_Short exercise_
Copy everything from the start of the records down to the line that contains "record-subtitle: Add a custom", with both ends included, reproducing each line unchanged.

_Dataset rows_
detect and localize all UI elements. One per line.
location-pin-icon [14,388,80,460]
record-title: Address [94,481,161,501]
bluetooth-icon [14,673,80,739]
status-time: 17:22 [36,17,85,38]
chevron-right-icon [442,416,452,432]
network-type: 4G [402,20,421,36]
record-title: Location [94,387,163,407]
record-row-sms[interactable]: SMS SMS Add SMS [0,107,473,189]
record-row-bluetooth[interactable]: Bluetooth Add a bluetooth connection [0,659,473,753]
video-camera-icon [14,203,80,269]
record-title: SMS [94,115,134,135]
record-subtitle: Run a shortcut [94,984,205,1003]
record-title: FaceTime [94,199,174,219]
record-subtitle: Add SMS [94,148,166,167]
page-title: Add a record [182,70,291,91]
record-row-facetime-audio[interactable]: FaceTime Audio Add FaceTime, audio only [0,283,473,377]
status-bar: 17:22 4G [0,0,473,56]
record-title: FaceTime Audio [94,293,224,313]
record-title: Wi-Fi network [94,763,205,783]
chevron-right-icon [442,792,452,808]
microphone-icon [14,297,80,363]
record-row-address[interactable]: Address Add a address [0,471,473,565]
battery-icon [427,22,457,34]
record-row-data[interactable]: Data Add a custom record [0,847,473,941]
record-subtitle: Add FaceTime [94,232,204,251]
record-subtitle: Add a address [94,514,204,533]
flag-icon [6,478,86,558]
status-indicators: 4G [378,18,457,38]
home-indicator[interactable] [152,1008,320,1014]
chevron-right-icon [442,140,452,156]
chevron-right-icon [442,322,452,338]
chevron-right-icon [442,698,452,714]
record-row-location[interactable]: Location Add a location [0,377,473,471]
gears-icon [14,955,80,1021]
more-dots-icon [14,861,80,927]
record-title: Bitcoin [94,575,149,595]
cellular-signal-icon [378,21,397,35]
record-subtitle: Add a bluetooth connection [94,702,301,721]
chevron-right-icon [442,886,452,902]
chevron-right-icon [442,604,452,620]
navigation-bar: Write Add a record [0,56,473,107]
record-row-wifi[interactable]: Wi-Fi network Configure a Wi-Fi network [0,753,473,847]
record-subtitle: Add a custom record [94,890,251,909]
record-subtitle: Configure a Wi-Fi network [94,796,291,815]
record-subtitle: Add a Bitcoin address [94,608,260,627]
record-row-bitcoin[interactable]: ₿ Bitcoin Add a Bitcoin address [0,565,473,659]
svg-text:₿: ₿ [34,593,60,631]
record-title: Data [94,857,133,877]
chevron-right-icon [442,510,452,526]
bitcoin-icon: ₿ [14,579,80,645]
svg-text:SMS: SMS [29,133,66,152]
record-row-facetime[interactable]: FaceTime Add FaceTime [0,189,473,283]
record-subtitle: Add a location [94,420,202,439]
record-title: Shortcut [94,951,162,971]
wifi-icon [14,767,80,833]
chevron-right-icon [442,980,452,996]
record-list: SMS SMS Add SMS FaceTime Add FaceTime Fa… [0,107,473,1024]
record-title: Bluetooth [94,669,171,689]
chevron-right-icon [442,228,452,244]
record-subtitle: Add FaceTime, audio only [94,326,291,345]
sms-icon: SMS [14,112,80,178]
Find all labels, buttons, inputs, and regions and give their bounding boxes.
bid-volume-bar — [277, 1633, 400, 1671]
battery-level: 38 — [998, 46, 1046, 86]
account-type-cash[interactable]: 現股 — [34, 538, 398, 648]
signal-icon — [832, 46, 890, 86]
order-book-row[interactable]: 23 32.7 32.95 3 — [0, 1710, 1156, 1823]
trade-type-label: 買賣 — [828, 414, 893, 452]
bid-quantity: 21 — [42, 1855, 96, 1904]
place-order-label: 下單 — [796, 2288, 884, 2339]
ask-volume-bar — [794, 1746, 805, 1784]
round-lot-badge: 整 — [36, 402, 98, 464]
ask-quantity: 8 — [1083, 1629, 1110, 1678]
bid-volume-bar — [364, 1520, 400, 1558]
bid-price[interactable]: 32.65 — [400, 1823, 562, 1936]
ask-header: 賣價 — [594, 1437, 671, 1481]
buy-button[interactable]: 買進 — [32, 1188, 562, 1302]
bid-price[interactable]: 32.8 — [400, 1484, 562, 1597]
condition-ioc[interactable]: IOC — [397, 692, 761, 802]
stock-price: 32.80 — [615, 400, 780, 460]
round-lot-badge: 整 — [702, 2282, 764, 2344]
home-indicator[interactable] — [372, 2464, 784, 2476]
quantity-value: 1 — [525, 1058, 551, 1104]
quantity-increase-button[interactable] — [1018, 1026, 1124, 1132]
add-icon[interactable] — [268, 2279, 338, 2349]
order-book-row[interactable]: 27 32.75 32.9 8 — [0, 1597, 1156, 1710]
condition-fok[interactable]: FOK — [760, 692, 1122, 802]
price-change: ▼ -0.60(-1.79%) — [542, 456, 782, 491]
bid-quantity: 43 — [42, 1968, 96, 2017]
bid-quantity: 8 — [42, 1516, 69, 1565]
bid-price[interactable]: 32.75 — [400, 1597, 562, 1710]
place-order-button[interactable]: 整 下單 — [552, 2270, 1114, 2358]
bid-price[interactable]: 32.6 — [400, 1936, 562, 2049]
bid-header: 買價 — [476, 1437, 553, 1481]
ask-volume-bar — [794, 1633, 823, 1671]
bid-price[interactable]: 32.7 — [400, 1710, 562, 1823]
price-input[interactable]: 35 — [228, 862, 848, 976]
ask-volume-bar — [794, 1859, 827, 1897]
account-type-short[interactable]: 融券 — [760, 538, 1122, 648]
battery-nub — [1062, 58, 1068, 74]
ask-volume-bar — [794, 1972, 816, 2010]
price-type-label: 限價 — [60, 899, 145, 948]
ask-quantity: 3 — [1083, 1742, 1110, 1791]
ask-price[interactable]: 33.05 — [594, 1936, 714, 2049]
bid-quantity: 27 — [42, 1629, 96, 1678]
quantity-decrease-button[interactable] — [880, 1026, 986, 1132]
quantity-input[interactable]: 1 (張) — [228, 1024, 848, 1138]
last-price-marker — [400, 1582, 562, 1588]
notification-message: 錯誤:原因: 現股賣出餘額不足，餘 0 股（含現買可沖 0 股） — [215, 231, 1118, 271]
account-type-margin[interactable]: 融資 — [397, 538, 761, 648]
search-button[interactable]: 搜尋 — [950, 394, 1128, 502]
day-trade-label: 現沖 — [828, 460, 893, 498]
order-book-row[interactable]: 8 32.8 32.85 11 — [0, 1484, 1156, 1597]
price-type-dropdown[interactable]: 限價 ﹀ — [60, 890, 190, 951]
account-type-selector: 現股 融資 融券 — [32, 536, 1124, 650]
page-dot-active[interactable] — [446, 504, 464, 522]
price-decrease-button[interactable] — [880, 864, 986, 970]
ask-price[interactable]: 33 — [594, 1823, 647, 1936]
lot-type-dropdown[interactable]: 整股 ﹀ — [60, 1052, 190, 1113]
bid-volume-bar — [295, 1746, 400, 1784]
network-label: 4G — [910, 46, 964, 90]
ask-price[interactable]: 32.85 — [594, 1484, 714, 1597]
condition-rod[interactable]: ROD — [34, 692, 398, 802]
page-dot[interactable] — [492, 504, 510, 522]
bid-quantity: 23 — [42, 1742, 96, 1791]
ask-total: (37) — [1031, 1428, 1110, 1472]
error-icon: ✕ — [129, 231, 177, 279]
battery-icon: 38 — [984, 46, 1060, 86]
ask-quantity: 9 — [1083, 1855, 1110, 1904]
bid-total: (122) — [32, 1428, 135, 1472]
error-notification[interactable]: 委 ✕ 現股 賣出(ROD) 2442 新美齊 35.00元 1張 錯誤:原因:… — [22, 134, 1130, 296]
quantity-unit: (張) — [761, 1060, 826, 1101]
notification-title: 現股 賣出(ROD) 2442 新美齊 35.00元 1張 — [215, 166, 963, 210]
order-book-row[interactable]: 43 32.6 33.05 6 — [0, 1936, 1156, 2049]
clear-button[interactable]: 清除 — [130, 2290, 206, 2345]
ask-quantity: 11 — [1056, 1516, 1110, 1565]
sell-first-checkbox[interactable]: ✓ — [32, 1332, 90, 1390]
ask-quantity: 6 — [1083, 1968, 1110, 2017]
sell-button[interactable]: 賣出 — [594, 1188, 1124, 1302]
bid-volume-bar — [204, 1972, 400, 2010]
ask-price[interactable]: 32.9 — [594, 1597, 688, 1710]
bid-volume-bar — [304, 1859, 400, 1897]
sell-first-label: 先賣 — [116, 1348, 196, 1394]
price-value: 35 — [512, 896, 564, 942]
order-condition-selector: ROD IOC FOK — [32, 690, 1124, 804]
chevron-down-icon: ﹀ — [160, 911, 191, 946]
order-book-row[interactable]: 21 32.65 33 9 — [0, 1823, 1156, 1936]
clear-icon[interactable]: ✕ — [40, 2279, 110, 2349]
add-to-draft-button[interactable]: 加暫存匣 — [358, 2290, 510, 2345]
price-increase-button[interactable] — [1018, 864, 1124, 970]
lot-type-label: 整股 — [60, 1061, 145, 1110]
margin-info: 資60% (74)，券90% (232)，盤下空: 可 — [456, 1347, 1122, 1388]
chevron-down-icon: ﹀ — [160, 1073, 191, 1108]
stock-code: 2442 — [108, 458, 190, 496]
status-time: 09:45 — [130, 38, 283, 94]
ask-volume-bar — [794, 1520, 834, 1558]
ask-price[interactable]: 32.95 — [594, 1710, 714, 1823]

_Answer to the task_
detect and localize all UI elements. One per line.
location-pin-icon [14,388,80,460]
record-title: Address [94,481,161,501]
bluetooth-icon [14,673,80,739]
status-time: 17:22 [36,17,85,38]
chevron-right-icon [442,416,452,432]
network-type: 4G [402,20,421,36]
record-title: Location [94,387,163,407]
record-row-sms[interactable]: SMS SMS Add SMS [0,107,473,189]
record-row-bluetooth[interactable]: Bluetooth Add a bluetooth connection [0,659,473,753]
video-camera-icon [14,203,80,269]
record-title: SMS [94,115,134,135]
record-subtitle: Run a shortcut [94,984,205,1003]
record-title: FaceTime [94,199,174,219]
record-subtitle: Add SMS [94,148,166,167]
page-title: Add a record [182,70,291,91]
record-row-facetime-audio[interactable]: FaceTime Audio Add FaceTime, audio only [0,283,473,377]
status-bar: 17:22 4G [0,0,473,56]
record-title: FaceTime Audio [94,293,224,313]
record-title: Wi-Fi network [94,763,205,783]
chevron-right-icon [442,792,452,808]
microphone-icon [14,297,80,363]
record-row-address[interactable]: Address Add a address [0,471,473,565]
battery-icon [427,22,457,34]
record-row-data[interactable]: Data Add a custom record [0,847,473,941]
record-subtitle: Add FaceTime [94,232,204,251]
record-subtitle: Add a address [94,514,204,533]
flag-icon [6,478,86,558]
status-indicators: 4G [378,18,457,38]
home-indicator[interactable] [152,1008,320,1014]
chevron-right-icon [442,140,452,156]
chevron-right-icon [442,322,452,338]
chevron-right-icon [442,698,452,714]
record-row-location[interactable]: Location Add a location [0,377,473,471]
gears-icon [14,955,80,1021]
more-dots-icon [14,861,80,927]
record-title: Bitcoin [94,575,149,595]
cellular-signal-icon [378,21,397,35]
record-subtitle: Add a bluetooth connection [94,702,301,721]
chevron-right-icon [442,886,452,902]
chevron-right-icon [442,604,452,620]
navigation-bar: Write Add a record [0,56,473,107]
record-row-wifi[interactable]: Wi-Fi network Configure a Wi-Fi network [0,753,473,847]
record-subtitle: Add a custom record [94,890,251,909]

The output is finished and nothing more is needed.